## [What you are asked to do]
Reproduce all the entries exactly and keep the pictures out.

## [Entries shown]
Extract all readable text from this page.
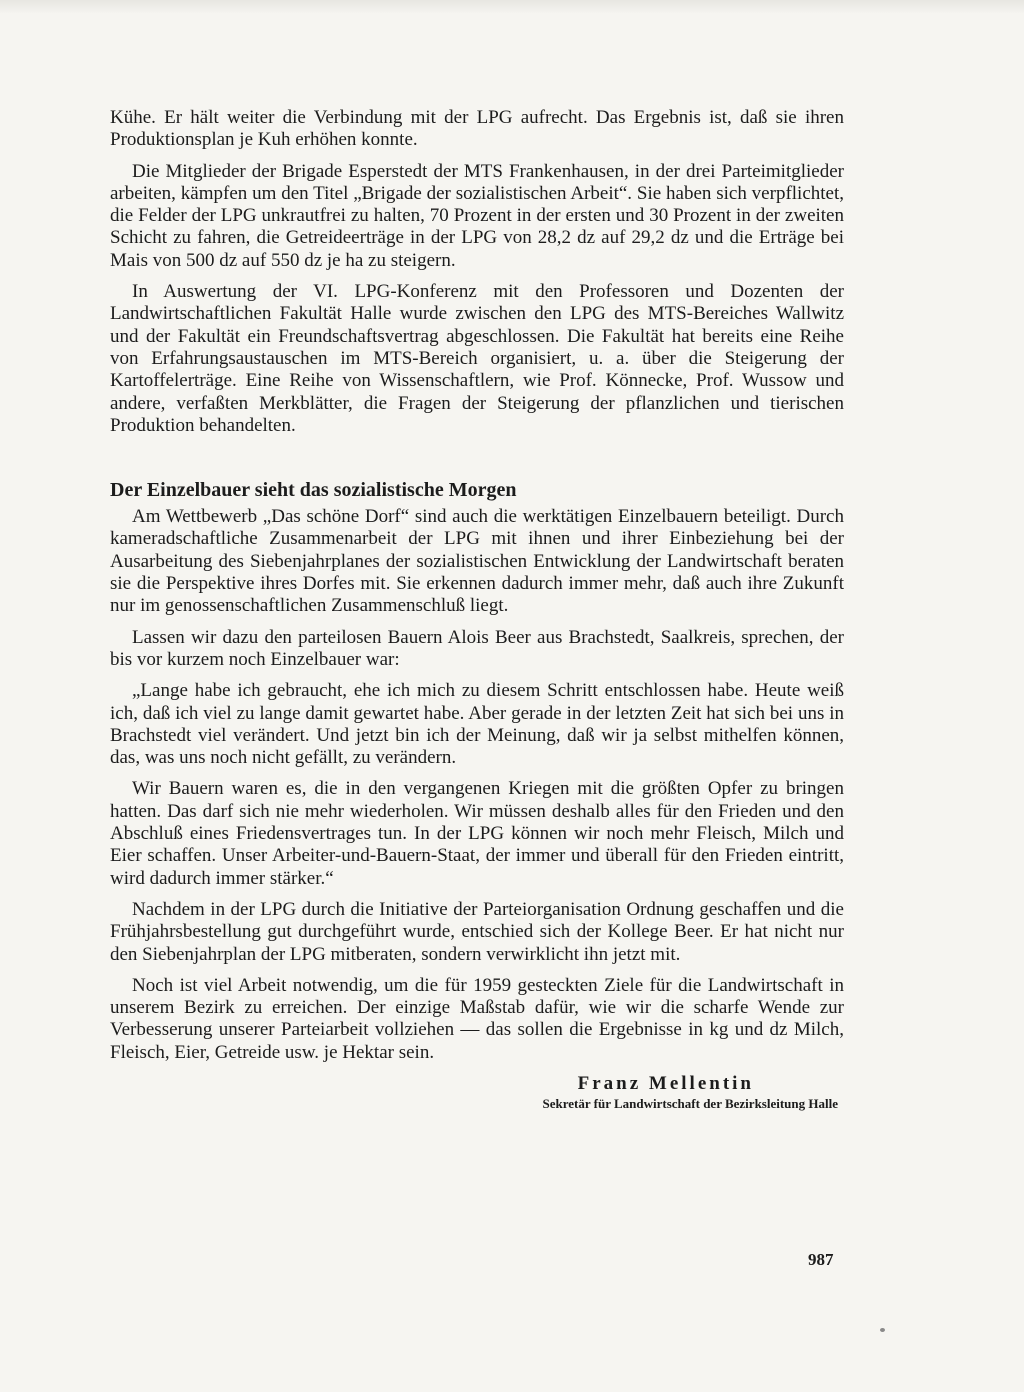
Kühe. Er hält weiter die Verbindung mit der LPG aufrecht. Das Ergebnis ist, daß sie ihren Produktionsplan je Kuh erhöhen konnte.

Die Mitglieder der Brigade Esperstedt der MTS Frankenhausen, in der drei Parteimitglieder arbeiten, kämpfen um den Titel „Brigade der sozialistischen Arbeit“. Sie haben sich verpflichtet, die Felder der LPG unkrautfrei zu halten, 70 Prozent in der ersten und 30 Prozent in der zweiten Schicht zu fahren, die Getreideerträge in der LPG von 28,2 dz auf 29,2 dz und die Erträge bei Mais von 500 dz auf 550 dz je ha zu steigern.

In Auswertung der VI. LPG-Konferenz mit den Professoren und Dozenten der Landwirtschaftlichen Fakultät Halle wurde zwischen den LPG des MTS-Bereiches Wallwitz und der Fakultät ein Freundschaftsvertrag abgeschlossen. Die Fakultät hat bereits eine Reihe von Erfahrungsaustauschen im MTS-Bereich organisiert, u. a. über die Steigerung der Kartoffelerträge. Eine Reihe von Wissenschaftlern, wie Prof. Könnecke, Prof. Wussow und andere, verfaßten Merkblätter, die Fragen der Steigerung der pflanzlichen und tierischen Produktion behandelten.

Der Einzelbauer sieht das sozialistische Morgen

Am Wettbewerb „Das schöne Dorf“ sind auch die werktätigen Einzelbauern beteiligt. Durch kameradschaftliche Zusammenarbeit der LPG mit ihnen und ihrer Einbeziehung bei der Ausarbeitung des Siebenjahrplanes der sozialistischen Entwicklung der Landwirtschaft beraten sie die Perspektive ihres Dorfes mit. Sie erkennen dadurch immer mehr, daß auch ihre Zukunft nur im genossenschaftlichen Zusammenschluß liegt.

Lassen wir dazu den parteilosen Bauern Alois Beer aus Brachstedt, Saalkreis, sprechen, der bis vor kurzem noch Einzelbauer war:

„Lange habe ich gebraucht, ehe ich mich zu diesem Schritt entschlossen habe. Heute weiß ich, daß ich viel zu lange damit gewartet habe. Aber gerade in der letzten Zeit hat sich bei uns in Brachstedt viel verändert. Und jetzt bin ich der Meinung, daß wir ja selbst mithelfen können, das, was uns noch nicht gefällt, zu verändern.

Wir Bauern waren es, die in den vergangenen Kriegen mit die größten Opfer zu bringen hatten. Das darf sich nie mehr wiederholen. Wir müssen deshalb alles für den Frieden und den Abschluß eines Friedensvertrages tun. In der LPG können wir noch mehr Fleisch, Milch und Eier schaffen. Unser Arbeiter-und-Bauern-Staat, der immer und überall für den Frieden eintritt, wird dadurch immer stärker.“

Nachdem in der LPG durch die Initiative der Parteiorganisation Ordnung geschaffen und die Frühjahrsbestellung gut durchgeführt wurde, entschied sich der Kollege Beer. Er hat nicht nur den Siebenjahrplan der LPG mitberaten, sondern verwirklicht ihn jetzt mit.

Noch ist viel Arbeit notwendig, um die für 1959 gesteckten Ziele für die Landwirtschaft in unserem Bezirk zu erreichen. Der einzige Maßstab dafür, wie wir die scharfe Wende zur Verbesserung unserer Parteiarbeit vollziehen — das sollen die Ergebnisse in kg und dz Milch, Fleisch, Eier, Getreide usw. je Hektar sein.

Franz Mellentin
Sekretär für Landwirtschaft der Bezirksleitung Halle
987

## [The completed task]
Extract all readable text from this page.
Kühe. Er hält weiter die Verbindung mit der LPG aufrecht. Das Ergebnis ist, daß sie ihren Produktionsplan je Kuh erhöhen konnte.

Die Mitglieder der Brigade Esperstedt der MTS Frankenhausen, in der drei Parteimitglieder arbeiten, kämpfen um den Titel „Brigade der sozialistischen Arbeit“. Sie haben sich verpflichtet, die Felder der LPG unkrautfrei zu halten, 70 Prozent in der ersten und 30 Prozent in der zweiten Schicht zu fahren, die Getreideerträge in der LPG von 28,2 dz auf 29,2 dz und die Erträge bei Mais von 500 dz auf 550 dz je ha zu steigern.

In Auswertung der VI. LPG-Konferenz mit den Professoren und Dozenten der Landwirtschaftlichen Fakultät Halle wurde zwischen den LPG des MTS-Bereiches Wallwitz und der Fakultät ein Freundschaftsvertrag abgeschlossen. Die Fakultät hat bereits eine Reihe von Erfahrungsaustauschen im MTS-Bereich organisiert, u. a. über die Steigerung der Kartoffelerträge. Eine Reihe von Wissenschaftlern, wie Prof. Könnecke, Prof. Wussow und andere, verfaßten Merkblätter, die Fragen der Steigerung der pflanzlichen und tierischen Produktion behandelten.

Der Einzelbauer sieht das sozialistische Morgen

Am Wettbewerb „Das schöne Dorf“ sind auch die werktätigen Einzelbauern beteiligt. Durch kameradschaftliche Zusammenarbeit der LPG mit ihnen und ihrer Einbeziehung bei der Ausarbeitung des Siebenjahrplanes der sozialistischen Entwicklung der Landwirtschaft beraten sie die Perspektive ihres Dorfes mit. Sie erkennen dadurch immer mehr, daß auch ihre Zukunft nur im genossenschaftlichen Zusammenschluß liegt.

Lassen wir dazu den parteilosen Bauern Alois Beer aus Brachstedt, Saalkreis, sprechen, der bis vor kurzem noch Einzelbauer war:

„Lange habe ich gebraucht, ehe ich mich zu diesem Schritt entschlossen habe. Heute weiß ich, daß ich viel zu lange damit gewartet habe. Aber gerade in der letzten Zeit hat sich bei uns in Brachstedt viel verändert. Und jetzt bin ich der Meinung, daß wir ja selbst mithelfen können, das, was uns noch nicht gefällt, zu verändern.

Wir Bauern waren es, die in den vergangenen Kriegen mit die größten Opfer zu bringen hatten. Das darf sich nie mehr wiederholen. Wir müssen deshalb alles für den Frieden und den Abschluß eines Friedensvertrages tun. In der LPG können wir noch mehr Fleisch, Milch und Eier schaffen. Unser Arbeiter-und-Bauern-Staat, der immer und überall für den Frieden eintritt, wird dadurch immer stärker.“

Nachdem in der LPG durch die Initiative der Parteiorganisation Ordnung geschaffen und die Frühjahrsbestellung gut durchgeführt wurde, entschied sich der Kollege Beer. Er hat nicht nur den Siebenjahrplan der LPG mitberaten, sondern verwirklicht ihn jetzt mit.

Noch ist viel Arbeit notwendig, um die für 1959 gesteckten Ziele für die Landwirtschaft in unserem Bezirk zu erreichen. Der einzige Maßstab dafür, wie wir die scharfe Wende zur Verbesserung unserer Parteiarbeit vollziehen — das sollen die Ergebnisse in kg und dz Milch, Fleisch, Eier, Getreide usw. je Hektar sein.

Franz Mellentin
Sekretär für Landwirtschaft der Bezirksleitung Halle
987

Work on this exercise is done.